Como tal, deve ser arguida pela parte que nisso tenha interesse nos termos do art.º 205º, n.º 1, do mesmo Código.
Este dispositivo, porém, pressupõe o conhecimento do cometimento da nulidade, ou por esta ser detectável quando cometida, ou por o dever ser quando a parte, posteriormente a tal cometimento, intervenha em algum acto praticado no processo ou seja notificada para qualquer termo dele. Nem sequer faria sentido que a parte fosse obrigada a arguir nulidades que não soubesse ou não tivesse obrigação de saber que haviam sido cometidas, sendo que, na hipótese dos autos, só dela se poderia aperceber precisamente quando, pretendendo impugnar a matéria de facto, analisasse a gravação.
Assim, desconhecida a nulidade durante a audiência, é manifesto que não poderia ser arguida durante esta.
Depois, o autor não interveio em nenhum outro acto praticado no processo posteriormente à audiência.
E só pode ter tomado conhecimento da nulidade porventura existente quando lhe foi entregue o registo magnético da prova produzida em audiência a fim de preparar as alegações da apelação, conforme oportunamente requereu, ou seja, já na fase do recurso.
Sem dúvida que não arguiu a nulidade no prazo de dez dias (art.º 153º do mesmo Código) a contar dessa entrega. Mas, detectada ela apenas após interposição e admissão do recurso, quando já começara o prazo para elaboração das alegações, e como meio necessário para delimitação do objecto do recurso, que abrangia a apreciação da matéria de facto pela Relação, entende-se que nada na lei obsta à respectiva arguição apenas nas próprias alegações da apelação, para cuja apresentação o autor dispunha de 40 dias nos termos do art.º 698º, n.ºs 1 e 6, do Cód. Proc. Civil, e portanto até ao termo desse prazo.

Bloco de dados —
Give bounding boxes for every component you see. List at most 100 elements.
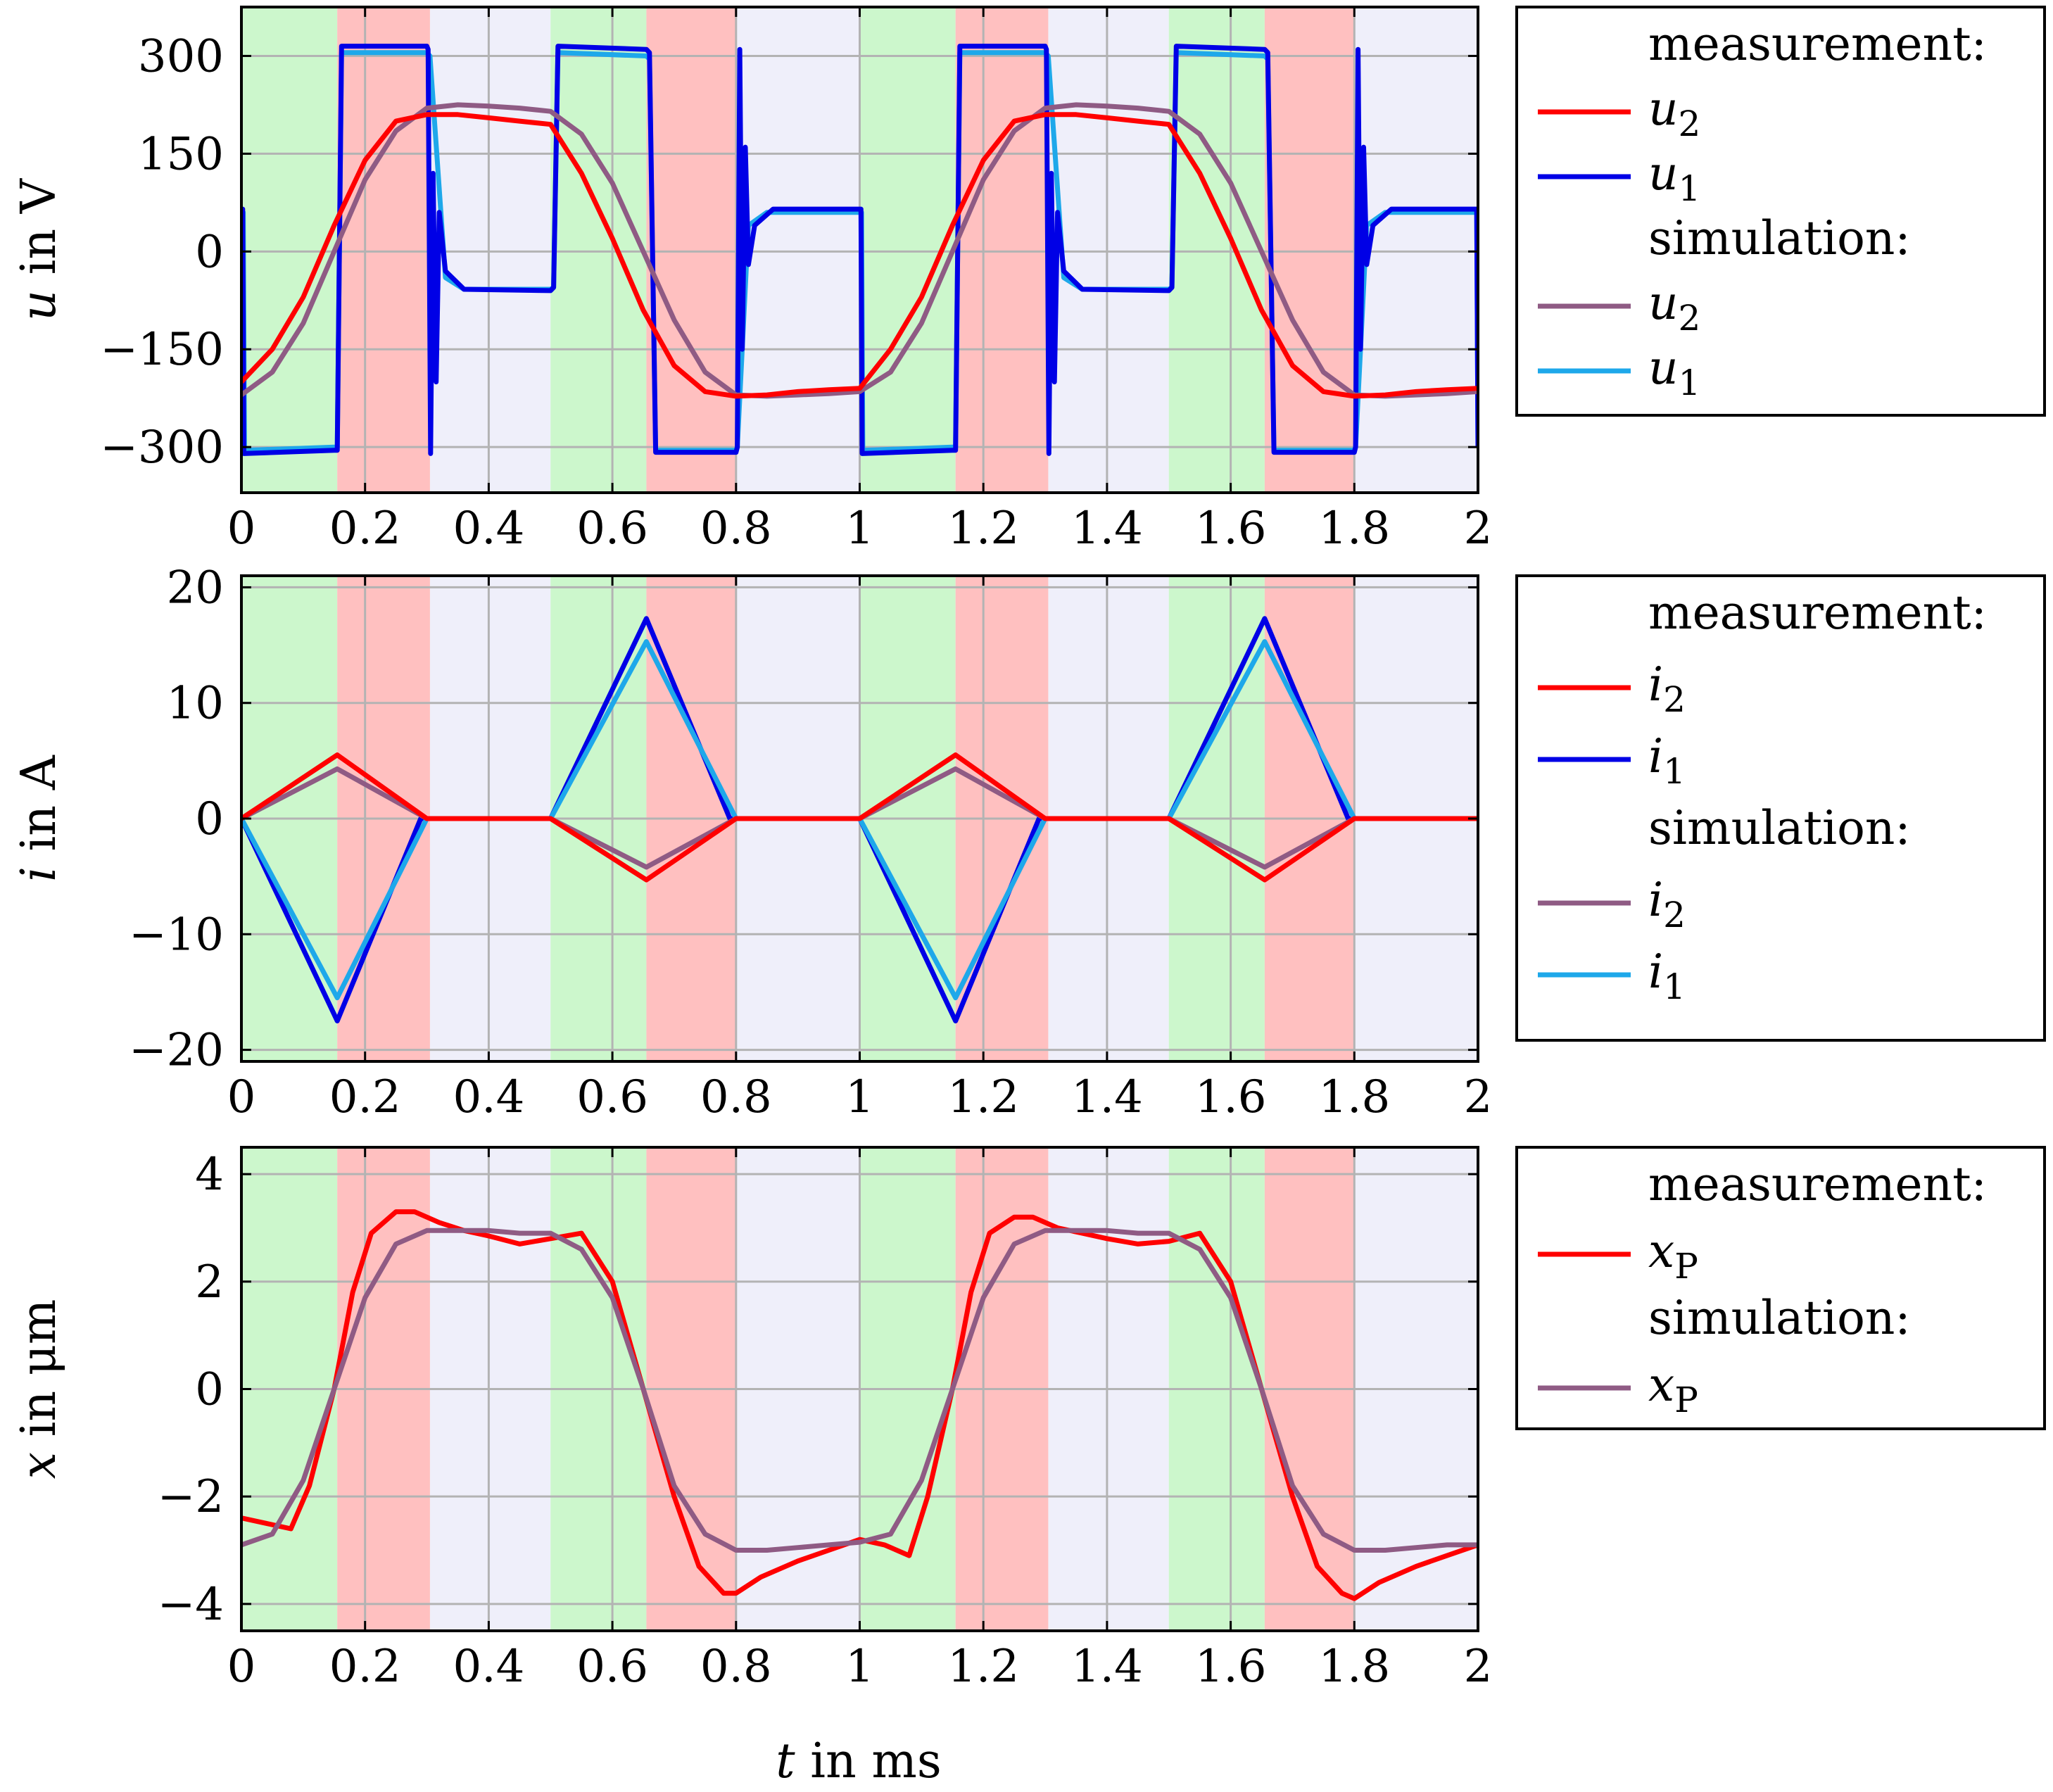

O que fazer —
Prossiga o texto sobre a arguição da nulidade a partir da última frase apresentada, mantendo o mesmo registo.

Resposta esperada —
Aliás, esse n.º 6, conjugado com o disposto no art.º 690º-A, n.º 2, do mesmo Código, conduz ao entendimento de que só aquando da elaboração das alegações da apelação em que pretenda impugnar matéria de facto o recorrente tem de analisar a gravação, cuja falta de análise anterior não constitui por isso violação de qualquer dever de diligência, e portanto ao entendimento de que a arguição da eventual nulidade pode ser feita só então, uma vez que os dez dias acrescidos são concedidos precisamente para possibilitar a análise das gravações pelo recorrente apenas na fase da elaboração das mesmas alegações, dado que ele pode não se ter conformado com a decisão sobre a matéria de facto somente por, face a apontamentos que tenha tomado ou a partes de depoimentos de que se recorde, admitir divergência de interpretação que fez da prova produzida em relação ao decidido pelo Juiz, podendo nada o levar a crer, na altura da interposição do recurso, na existência da deficiência da gravação.
Assim, entende-se que a arguição de nulidade em causa foi feita dentro do prazo legal, tanto mais que se mostraria atentatório dos princípios da celeridade e da economia processual o retorno dos autos à fase anterior à do recurso, que nada justifica, para arguição autónoma da nulidade, tendo então de se interromper a instância do recurso já iniciada e o prazo para apresentação das alegações por só com base em gravação correcta da prova produzida estas, contendo impugnação de matéria de facto, poderem ser fundadamente elaboradas.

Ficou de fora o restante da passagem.